- **Task description**: List each line of the data that holds the string "mediante", please.

** start of Information given **

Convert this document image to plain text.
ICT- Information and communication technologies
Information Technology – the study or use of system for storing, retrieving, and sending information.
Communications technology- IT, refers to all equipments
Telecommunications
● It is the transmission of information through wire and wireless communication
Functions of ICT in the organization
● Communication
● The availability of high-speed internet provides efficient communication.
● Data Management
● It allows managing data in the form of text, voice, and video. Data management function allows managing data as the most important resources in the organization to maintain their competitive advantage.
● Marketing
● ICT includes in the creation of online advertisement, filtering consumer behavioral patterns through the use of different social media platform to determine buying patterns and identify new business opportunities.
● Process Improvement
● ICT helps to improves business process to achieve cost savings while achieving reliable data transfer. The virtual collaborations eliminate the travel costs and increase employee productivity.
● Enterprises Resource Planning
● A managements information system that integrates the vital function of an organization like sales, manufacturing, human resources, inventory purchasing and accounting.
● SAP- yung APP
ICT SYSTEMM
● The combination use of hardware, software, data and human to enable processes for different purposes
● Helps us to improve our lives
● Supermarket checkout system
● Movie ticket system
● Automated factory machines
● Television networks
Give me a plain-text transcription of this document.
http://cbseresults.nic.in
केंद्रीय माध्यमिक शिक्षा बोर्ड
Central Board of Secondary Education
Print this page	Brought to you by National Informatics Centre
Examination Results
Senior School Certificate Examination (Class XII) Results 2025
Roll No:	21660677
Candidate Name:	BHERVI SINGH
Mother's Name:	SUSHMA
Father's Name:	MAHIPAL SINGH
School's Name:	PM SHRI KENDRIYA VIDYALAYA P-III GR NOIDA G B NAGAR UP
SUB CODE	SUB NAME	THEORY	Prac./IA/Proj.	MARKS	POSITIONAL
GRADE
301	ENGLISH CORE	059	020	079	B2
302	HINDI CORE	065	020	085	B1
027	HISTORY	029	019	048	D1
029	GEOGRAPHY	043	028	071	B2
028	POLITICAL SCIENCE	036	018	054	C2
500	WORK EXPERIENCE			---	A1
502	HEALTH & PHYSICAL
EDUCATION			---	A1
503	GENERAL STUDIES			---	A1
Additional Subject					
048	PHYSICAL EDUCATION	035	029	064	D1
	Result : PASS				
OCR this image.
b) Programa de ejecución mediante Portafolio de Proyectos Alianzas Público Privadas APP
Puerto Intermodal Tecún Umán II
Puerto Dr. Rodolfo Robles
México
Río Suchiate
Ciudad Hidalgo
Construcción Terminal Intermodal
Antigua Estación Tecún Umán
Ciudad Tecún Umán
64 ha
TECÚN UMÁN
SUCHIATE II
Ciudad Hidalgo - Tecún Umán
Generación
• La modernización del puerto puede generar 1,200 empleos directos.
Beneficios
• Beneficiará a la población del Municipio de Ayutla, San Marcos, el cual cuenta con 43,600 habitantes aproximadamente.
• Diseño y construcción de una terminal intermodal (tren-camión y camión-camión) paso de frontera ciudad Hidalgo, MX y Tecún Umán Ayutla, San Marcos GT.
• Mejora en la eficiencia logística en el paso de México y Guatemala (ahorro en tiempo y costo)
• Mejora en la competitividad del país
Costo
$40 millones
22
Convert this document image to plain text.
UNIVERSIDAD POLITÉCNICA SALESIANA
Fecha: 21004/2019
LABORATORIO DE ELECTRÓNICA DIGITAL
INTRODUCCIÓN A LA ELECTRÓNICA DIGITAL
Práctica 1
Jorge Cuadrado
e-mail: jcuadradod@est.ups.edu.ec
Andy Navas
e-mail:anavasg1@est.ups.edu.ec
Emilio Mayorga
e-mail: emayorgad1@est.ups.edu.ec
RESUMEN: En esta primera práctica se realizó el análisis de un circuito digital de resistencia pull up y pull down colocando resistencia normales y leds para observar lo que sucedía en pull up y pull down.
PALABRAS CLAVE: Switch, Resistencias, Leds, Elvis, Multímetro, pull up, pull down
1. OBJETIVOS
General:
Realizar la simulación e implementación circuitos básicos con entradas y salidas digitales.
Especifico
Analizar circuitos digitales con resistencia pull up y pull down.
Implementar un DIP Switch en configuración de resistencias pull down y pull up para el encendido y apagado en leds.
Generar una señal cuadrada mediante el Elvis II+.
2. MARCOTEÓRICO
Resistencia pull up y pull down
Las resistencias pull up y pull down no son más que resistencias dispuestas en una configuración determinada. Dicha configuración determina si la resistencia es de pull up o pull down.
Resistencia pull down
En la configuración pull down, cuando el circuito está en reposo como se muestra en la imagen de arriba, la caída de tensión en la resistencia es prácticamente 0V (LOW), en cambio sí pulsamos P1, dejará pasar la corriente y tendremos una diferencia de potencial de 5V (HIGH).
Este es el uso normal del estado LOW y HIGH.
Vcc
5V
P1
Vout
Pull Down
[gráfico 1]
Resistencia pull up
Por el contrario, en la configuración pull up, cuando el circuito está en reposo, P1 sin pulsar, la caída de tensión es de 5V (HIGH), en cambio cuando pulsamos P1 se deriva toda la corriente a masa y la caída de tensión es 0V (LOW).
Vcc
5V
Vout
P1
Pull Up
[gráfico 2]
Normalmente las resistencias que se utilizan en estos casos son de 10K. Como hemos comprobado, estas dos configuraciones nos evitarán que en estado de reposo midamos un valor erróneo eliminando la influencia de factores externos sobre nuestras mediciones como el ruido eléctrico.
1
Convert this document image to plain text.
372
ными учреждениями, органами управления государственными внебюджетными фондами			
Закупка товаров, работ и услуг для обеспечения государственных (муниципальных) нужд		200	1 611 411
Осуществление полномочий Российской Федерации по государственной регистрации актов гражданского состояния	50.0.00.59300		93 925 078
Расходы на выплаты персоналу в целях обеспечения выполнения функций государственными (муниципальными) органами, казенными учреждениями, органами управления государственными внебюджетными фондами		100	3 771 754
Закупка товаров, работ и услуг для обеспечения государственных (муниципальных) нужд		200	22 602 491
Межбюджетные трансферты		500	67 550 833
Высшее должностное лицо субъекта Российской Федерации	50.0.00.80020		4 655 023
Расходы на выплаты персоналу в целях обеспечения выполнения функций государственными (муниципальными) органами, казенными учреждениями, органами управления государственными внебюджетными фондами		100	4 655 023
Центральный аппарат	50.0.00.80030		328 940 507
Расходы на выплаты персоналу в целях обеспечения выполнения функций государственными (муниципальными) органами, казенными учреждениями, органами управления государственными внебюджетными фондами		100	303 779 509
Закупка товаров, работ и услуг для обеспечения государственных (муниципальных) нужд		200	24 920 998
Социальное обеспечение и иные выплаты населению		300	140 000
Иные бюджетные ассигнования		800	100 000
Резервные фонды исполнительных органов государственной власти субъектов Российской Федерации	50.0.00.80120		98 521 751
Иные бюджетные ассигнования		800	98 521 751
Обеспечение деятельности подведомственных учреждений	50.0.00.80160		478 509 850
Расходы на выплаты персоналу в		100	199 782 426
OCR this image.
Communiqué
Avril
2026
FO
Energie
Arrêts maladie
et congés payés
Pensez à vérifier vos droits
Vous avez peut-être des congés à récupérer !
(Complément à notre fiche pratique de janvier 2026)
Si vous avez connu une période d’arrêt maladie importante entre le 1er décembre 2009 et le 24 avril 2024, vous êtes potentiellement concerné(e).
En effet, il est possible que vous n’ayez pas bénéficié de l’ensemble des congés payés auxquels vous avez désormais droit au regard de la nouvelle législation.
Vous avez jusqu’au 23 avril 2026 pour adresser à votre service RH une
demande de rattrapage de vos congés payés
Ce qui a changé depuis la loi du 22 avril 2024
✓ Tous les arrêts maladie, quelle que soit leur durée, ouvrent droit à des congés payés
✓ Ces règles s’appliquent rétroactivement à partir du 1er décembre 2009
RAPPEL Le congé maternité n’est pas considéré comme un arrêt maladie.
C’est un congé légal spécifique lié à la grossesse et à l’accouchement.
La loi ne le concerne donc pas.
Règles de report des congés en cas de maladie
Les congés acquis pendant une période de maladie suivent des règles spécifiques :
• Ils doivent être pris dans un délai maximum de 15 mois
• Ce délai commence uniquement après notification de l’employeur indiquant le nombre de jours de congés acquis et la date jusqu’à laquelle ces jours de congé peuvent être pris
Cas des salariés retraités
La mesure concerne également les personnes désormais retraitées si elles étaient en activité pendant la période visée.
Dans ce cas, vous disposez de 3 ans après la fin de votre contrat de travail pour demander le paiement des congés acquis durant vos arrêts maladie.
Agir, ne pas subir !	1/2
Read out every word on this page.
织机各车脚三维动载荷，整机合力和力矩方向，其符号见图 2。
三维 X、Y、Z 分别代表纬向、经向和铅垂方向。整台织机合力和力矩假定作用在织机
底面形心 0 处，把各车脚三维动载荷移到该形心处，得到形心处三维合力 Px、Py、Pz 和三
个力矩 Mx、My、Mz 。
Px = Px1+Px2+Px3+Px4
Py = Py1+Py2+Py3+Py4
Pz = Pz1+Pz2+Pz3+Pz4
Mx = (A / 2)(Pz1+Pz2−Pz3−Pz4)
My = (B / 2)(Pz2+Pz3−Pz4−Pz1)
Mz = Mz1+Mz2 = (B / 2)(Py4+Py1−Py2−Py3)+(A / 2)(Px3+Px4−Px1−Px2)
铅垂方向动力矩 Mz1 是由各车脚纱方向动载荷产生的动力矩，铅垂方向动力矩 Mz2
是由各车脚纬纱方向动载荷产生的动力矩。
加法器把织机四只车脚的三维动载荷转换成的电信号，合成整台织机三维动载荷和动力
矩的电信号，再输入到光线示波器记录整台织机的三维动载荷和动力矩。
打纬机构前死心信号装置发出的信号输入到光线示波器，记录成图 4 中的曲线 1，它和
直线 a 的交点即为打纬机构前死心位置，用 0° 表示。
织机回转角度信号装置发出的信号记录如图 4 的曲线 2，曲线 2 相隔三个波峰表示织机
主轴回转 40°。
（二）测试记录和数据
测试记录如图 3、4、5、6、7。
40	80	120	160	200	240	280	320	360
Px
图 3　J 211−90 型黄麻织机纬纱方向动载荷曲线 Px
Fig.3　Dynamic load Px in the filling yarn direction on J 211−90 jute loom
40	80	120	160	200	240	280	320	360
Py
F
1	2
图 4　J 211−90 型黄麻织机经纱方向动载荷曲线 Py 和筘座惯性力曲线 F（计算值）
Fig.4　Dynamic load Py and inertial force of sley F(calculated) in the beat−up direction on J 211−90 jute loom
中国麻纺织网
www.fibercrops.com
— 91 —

** end of Information given **

- **Correct output**:
b) Programa de ejecución mediante Portafolio de Proyectos Alianzas Público Privadas APP
Generar una señal cuadrada mediante el Elvis II+.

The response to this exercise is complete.